··· Document excerpt

Hi All,

I just want to share my recent experience in optimizing Postgresql backend performance for DBMail.

Firstly, DBMail 2.2.x seems to work beautifully with pgbouncer in transaction pooling mode, where transactions coming over a bunch of concurrent connections from clients are funneled down just a few connections to the actual database. Understandably, transaction pooling works for basic SQL only but fortunately DBMail seems, for the sake of its SQL portability, to use no complex features that would break transaction pooling.

The SQL feature matrix for pgbouncer pooling modes can be found here:
http://wiki.postgresql.org/wiki/PgBouncer#Feature_matrix_for_pooling_modes

The point of transaction pooling is to reduce the number of large postgres processes running, as PostgreSQL forks a process for each client connection albeit those processes share disk bufs etc. In addition, PostgreSQL before 9.x is known to be suboptimal with respect to socket I/O handling so a lot of direct conns to backend processes can waste quite a bit of CPU time. And the DBMail daemons in a large system can open many hundreds of connections to the database.

······
··· Provided data

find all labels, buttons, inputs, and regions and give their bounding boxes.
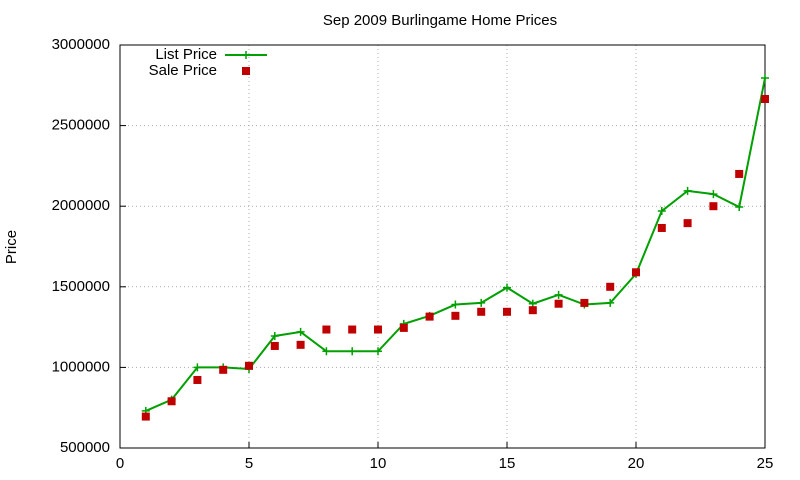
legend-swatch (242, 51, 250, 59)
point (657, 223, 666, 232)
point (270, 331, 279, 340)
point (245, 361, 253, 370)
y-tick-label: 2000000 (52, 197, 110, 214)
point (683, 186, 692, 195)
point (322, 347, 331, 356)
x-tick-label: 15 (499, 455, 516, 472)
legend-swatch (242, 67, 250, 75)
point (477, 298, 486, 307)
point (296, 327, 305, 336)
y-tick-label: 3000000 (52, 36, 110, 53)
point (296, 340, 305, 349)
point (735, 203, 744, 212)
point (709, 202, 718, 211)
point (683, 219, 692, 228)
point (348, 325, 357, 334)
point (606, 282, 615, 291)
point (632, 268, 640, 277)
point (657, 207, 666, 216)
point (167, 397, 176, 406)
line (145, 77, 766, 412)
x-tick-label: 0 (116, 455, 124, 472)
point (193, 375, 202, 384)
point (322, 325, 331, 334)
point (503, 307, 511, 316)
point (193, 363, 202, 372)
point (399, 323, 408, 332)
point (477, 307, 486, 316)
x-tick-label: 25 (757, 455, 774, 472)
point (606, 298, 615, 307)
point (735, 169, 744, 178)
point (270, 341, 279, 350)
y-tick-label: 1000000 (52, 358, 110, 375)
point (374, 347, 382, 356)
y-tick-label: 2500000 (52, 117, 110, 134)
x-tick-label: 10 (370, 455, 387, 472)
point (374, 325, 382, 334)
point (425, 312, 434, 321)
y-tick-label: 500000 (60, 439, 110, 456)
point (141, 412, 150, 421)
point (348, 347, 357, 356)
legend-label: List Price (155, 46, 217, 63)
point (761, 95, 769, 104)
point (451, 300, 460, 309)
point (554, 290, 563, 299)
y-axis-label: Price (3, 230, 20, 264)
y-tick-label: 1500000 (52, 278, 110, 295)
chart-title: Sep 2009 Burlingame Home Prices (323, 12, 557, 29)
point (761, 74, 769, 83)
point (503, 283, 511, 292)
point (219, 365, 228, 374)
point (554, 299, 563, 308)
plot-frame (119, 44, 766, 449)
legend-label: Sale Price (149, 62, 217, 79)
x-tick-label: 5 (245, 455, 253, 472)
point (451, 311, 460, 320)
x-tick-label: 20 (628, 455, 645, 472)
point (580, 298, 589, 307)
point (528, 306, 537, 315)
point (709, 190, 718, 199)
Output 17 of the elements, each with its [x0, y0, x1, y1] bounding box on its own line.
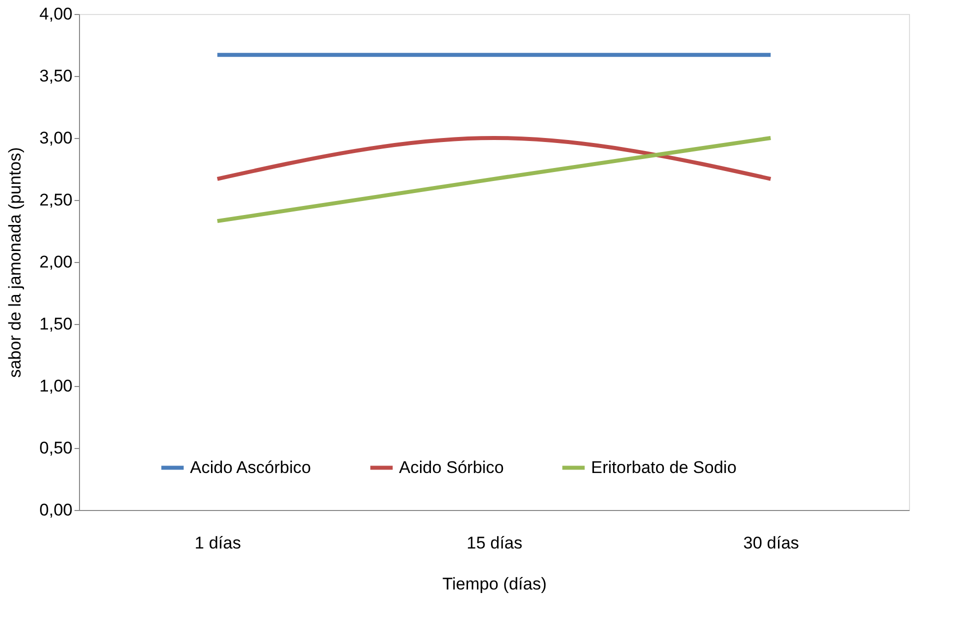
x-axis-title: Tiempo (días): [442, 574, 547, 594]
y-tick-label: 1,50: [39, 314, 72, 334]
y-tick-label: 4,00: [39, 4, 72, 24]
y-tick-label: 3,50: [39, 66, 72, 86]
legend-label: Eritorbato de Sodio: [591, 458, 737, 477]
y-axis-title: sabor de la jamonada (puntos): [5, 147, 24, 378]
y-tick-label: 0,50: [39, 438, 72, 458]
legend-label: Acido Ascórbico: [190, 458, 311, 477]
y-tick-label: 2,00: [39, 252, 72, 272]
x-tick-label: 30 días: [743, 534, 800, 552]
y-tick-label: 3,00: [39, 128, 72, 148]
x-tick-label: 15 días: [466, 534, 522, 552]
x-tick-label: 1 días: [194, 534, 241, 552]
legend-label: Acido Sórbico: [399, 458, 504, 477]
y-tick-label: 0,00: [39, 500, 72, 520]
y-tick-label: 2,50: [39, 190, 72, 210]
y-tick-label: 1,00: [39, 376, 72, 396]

······

§ **Task requirements**
• A. Quote the stretch of the DBMail post from "The point of" through "to the database.".
• B. List every piece of software the DBMail post mentions by name.

§ **The results**
• A.
The point of transaction pooling is to reduce the number of large postgres processes running, as PostgreSQL forks a process for each client connection albeit those processes share disk bufs etc. In addition, PostgreSQL before 9.x is known to be suboptimal with respect to socket I/O handling so a lot of direct conns to backend processes can waste quite a bit of CPU time. And the DBMail daemons in a large system can open many hundreds of connections to the database.

• B.
PostgreSQL
DBMail
pgbouncer